— Start INPUT DATA —

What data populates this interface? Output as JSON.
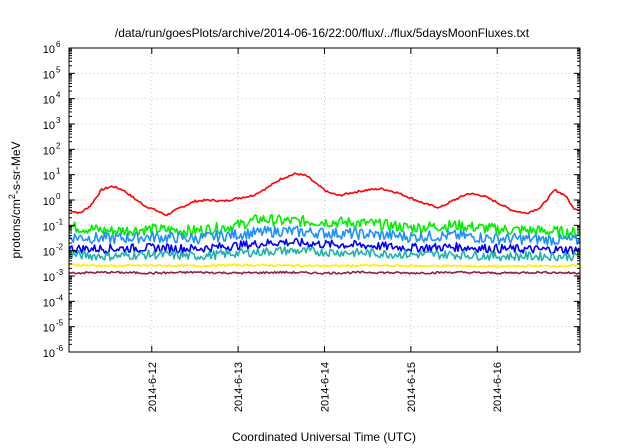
{
  "chart_data": {
    "type": "line",
    "title": "/data/run/goesPlots/archive/2014-06-16/22:00/flux/../flux/5daysMoonFluxes.txt",
    "xlabel": "Coordinated Universal Time (UTC)",
    "ylabel": {
      "prefix": "protons/cm",
      "sup": "2",
      "suffix": "-s-sr-MeV"
    },
    "x_range_days": [
      2014.0611,
      2014.0617
    ],
    "xlim": [
      "2014-06-11T01:00",
      "2014-06-16T23:00"
    ],
    "ylim": [
      1e-06,
      1000000.0
    ],
    "y_scale": "log",
    "grid": true,
    "legend": "none",
    "x_ticks": [
      {
        "value": "2014-06-12T00:00",
        "label": "2014-6-12"
      },
      {
        "value": "2014-06-13T00:00",
        "label": "2014-6-13"
      },
      {
        "value": "2014-06-14T00:00",
        "label": "2014-6-14"
      },
      {
        "value": "2014-06-15T00:00",
        "label": "2014-6-15"
      },
      {
        "value": "2014-06-16T00:00",
        "label": "2014-6-16"
      }
    ],
    "y_ticks": [
      {
        "value": 1000000.0,
        "base": "10",
        "exp": "6"
      },
      {
        "value": 100000.0,
        "base": "10",
        "exp": "5"
      },
      {
        "value": 10000.0,
        "base": "10",
        "exp": "4"
      },
      {
        "value": 1000.0,
        "base": "10",
        "exp": "3"
      },
      {
        "value": 100.0,
        "base": "10",
        "exp": "2"
      },
      {
        "value": 10.0,
        "base": "10",
        "exp": "1"
      },
      {
        "value": 1.0,
        "base": "10",
        "exp": "0"
      },
      {
        "value": 0.1,
        "base": "10",
        "exp": "-1"
      },
      {
        "value": 0.01,
        "base": "10",
        "exp": "-2"
      },
      {
        "value": 0.001,
        "base": "10",
        "exp": "-3"
      },
      {
        "value": 0.0001,
        "base": "10",
        "exp": "-4"
      },
      {
        "value": 1e-05,
        "base": "10",
        "exp": "-5"
      },
      {
        "value": 1e-06,
        "base": "10",
        "exp": "-6"
      }
    ],
    "series": [
      {
        "color": "#ff0000",
        "values": [
          [
            "2014-06-11T01:00",
            0.4
          ],
          [
            "2014-06-11T04:00",
            0.3
          ],
          [
            "2014-06-11T07:00",
            0.6
          ],
          [
            "2014-06-11T10:00",
            2.5
          ],
          [
            "2014-06-11T13:00",
            3.5
          ],
          [
            "2014-06-11T16:00",
            2.5
          ],
          [
            "2014-06-11T19:00",
            1.2
          ],
          [
            "2014-06-11T22:00",
            0.6
          ],
          [
            "2014-06-12T01:00",
            0.4
          ],
          [
            "2014-06-12T04:00",
            0.25
          ],
          [
            "2014-06-12T08:00",
            0.5
          ],
          [
            "2014-06-12T12:00",
            0.9
          ],
          [
            "2014-06-12T16:00",
            1.0
          ],
          [
            "2014-06-12T20:00",
            0.9
          ],
          [
            "2014-06-13T00:00",
            1.2
          ],
          [
            "2014-06-13T04:00",
            1.5
          ],
          [
            "2014-06-13T08:00",
            3.0
          ],
          [
            "2014-06-13T12:00",
            7.0
          ],
          [
            "2014-06-13T16:00",
            11.0
          ],
          [
            "2014-06-13T19:00",
            9.0
          ],
          [
            "2014-06-13T22:00",
            4.0
          ],
          [
            "2014-06-14T01:00",
            2.0
          ],
          [
            "2014-06-14T04:00",
            1.5
          ],
          [
            "2014-06-14T08:00",
            2.0
          ],
          [
            "2014-06-14T12:00",
            2.5
          ],
          [
            "2014-06-14T16:00",
            2.8
          ],
          [
            "2014-06-14T20:00",
            2.0
          ],
          [
            "2014-06-15T00:00",
            1.2
          ],
          [
            "2014-06-15T04:00",
            0.7
          ],
          [
            "2014-06-15T08:00",
            0.5
          ],
          [
            "2014-06-15T12:00",
            1.0
          ],
          [
            "2014-06-15T16:00",
            1.8
          ],
          [
            "2014-06-15T20:00",
            1.5
          ],
          [
            "2014-06-16T00:00",
            0.8
          ],
          [
            "2014-06-16T04:00",
            0.4
          ],
          [
            "2014-06-16T08:00",
            0.3
          ],
          [
            "2014-06-16T12:00",
            0.5
          ],
          [
            "2014-06-16T16:00",
            2.5
          ],
          [
            "2014-06-16T19:00",
            1.5
          ],
          [
            "2014-06-16T21:00",
            0.5
          ],
          [
            "2014-06-16T23:00",
            0.4
          ]
        ]
      },
      {
        "color": "#00ee00",
        "values": [
          [
            "2014-06-11T01:00",
            0.09
          ],
          [
            "2014-06-11T12:00",
            0.06
          ],
          [
            "2014-06-12T00:00",
            0.07
          ],
          [
            "2014-06-12T12:00",
            0.06
          ],
          [
            "2014-06-13T00:00",
            0.1
          ],
          [
            "2014-06-13T06:00",
            0.18
          ],
          [
            "2014-06-13T12:00",
            0.15
          ],
          [
            "2014-06-14T00:00",
            0.14
          ],
          [
            "2014-06-14T12:00",
            0.12
          ],
          [
            "2014-06-15T00:00",
            0.08
          ],
          [
            "2014-06-15T12:00",
            0.1
          ],
          [
            "2014-06-16T00:00",
            0.07
          ],
          [
            "2014-06-16T12:00",
            0.06
          ],
          [
            "2014-06-16T23:00",
            0.05
          ]
        ]
      },
      {
        "color": "#1e90ff",
        "values": [
          [
            "2014-06-11T01:00",
            0.035
          ],
          [
            "2014-06-11T12:00",
            0.03
          ],
          [
            "2014-06-12T00:00",
            0.035
          ],
          [
            "2014-06-12T12:00",
            0.03
          ],
          [
            "2014-06-13T00:00",
            0.045
          ],
          [
            "2014-06-13T12:00",
            0.06
          ],
          [
            "2014-06-14T00:00",
            0.05
          ],
          [
            "2014-06-14T12:00",
            0.045
          ],
          [
            "2014-06-15T00:00",
            0.035
          ],
          [
            "2014-06-15T12:00",
            0.04
          ],
          [
            "2014-06-16T00:00",
            0.03
          ],
          [
            "2014-06-16T12:00",
            0.028
          ],
          [
            "2014-06-16T23:00",
            0.025
          ]
        ]
      },
      {
        "color": "#0000ff",
        "values": [
          [
            "2014-06-11T01:00",
            0.012
          ],
          [
            "2014-06-11T12:00",
            0.012
          ],
          [
            "2014-06-12T00:00",
            0.013
          ],
          [
            "2014-06-12T12:00",
            0.012
          ],
          [
            "2014-06-13T00:00",
            0.016
          ],
          [
            "2014-06-13T12:00",
            0.022
          ],
          [
            "2014-06-14T00:00",
            0.018
          ],
          [
            "2014-06-14T12:00",
            0.016
          ],
          [
            "2014-06-15T00:00",
            0.013
          ],
          [
            "2014-06-15T12:00",
            0.014
          ],
          [
            "2014-06-16T00:00",
            0.012
          ],
          [
            "2014-06-16T12:00",
            0.011
          ],
          [
            "2014-06-16T23:00",
            0.011
          ]
        ]
      },
      {
        "color": "#20b2aa",
        "values": [
          [
            "2014-06-11T01:00",
            0.007
          ],
          [
            "2014-06-11T12:00",
            0.006
          ],
          [
            "2014-06-12T00:00",
            0.007
          ],
          [
            "2014-06-12T12:00",
            0.006
          ],
          [
            "2014-06-13T00:00",
            0.008
          ],
          [
            "2014-06-13T12:00",
            0.01
          ],
          [
            "2014-06-14T00:00",
            0.009
          ],
          [
            "2014-06-14T12:00",
            0.008
          ],
          [
            "2014-06-15T00:00",
            0.007
          ],
          [
            "2014-06-15T12:00",
            0.007
          ],
          [
            "2014-06-16T00:00",
            0.006
          ],
          [
            "2014-06-16T12:00",
            0.006
          ],
          [
            "2014-06-16T23:00",
            0.006
          ]
        ]
      },
      {
        "color": "#ffee00",
        "values": [
          [
            "2014-06-11T01:00",
            0.0028
          ],
          [
            "2014-06-11T12:00",
            0.0025
          ],
          [
            "2014-06-12T00:00",
            0.0026
          ],
          [
            "2014-06-12T12:00",
            0.0025
          ],
          [
            "2014-06-13T00:00",
            0.0027
          ],
          [
            "2014-06-13T12:00",
            0.0026
          ],
          [
            "2014-06-14T00:00",
            0.0025
          ],
          [
            "2014-06-14T12:00",
            0.0026
          ],
          [
            "2014-06-15T00:00",
            0.0025
          ],
          [
            "2014-06-15T12:00",
            0.0025
          ],
          [
            "2014-06-16T00:00",
            0.0024
          ],
          [
            "2014-06-16T12:00",
            0.0025
          ],
          [
            "2014-06-16T23:00",
            0.0025
          ]
        ]
      },
      {
        "color": "#8b2252",
        "values": [
          [
            "2014-06-11T01:00",
            0.0013
          ],
          [
            "2014-06-11T12:00",
            0.0014
          ],
          [
            "2014-06-12T00:00",
            0.0013
          ],
          [
            "2014-06-12T12:00",
            0.0014
          ],
          [
            "2014-06-13T00:00",
            0.0013
          ],
          [
            "2014-06-13T12:00",
            0.0014
          ],
          [
            "2014-06-14T00:00",
            0.0013
          ],
          [
            "2014-06-14T12:00",
            0.0014
          ],
          [
            "2014-06-15T00:00",
            0.0013
          ],
          [
            "2014-06-15T12:00",
            0.0014
          ],
          [
            "2014-06-16T00:00",
            0.0013
          ],
          [
            "2014-06-16T12:00",
            0.0014
          ],
          [
            "2014-06-16T23:00",
            0.0013
          ]
        ]
      }
    ]
  }
}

— End INPUT DATA —

• [TO DO]
Each line that holds the word "color" should be extracted from the records.

• [OUTPUT FOR THIS EXERCISE]
        "color": "#ff0000",
        "color": "#00ee00",
        "color": "#1e90ff",
        "color": "#0000ff",
        "color": "#20b2aa",
        "color": "#ffee00",
        "color": "#8b2252",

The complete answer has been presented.